▶ The problem: Scan the lines below for the word "well". Copy each line you find it in.

▶ Stored records:
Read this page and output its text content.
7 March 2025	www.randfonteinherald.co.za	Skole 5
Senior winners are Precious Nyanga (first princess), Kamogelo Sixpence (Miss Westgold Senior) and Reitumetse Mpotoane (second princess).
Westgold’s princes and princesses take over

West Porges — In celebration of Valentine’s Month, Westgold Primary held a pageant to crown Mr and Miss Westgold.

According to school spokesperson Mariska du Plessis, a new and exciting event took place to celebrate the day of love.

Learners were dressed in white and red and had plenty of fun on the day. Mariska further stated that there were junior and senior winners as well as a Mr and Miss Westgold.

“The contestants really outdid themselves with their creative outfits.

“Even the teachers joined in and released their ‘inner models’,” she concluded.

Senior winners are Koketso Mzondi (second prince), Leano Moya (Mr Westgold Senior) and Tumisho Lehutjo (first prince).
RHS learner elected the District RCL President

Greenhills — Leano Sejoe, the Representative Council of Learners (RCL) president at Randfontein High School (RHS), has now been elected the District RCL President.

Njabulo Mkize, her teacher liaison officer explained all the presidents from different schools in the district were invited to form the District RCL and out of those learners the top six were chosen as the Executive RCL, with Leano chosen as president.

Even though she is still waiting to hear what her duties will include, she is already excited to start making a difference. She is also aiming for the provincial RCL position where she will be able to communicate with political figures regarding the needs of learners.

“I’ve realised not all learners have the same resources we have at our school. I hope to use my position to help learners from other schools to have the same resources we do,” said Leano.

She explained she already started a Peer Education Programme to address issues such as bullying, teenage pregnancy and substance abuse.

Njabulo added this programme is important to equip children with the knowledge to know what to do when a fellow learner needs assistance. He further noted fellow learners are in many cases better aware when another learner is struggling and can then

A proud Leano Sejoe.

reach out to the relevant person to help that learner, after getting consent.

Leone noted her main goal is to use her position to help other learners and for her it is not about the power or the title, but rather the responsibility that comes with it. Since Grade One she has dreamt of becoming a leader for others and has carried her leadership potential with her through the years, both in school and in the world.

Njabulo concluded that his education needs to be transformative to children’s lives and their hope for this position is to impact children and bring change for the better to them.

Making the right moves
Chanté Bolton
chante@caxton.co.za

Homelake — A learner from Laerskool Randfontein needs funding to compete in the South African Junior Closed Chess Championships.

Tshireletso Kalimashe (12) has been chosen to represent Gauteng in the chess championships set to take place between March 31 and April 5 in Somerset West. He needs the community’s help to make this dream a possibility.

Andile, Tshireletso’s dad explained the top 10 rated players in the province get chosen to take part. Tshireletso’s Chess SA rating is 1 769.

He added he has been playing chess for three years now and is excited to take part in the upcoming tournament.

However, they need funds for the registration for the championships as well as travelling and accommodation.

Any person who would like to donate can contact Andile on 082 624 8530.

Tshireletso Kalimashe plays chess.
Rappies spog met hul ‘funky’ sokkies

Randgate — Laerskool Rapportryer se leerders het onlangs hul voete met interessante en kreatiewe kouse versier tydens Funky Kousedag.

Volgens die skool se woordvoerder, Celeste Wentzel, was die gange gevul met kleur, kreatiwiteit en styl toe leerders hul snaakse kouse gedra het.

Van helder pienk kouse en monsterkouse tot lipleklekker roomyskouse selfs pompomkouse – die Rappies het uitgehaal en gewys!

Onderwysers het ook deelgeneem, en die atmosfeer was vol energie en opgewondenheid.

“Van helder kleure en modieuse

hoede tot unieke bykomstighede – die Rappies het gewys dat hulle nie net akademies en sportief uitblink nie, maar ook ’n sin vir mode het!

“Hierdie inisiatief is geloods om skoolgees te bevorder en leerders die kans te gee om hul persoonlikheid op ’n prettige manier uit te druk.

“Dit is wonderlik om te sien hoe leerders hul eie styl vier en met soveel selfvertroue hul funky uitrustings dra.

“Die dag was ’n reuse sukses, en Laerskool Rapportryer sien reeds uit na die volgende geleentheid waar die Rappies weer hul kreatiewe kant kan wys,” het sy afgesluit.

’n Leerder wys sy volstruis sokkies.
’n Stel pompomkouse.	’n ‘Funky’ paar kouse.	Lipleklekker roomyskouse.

▶ Exercise answer:
Learners were dressed in white and red and had plenty of fun on the day. Mariska further stated that there were junior and senior winners as well as a Mr and Miss Westgold.
However, they need funds for the registration for the championships as well as travelling and accommodation.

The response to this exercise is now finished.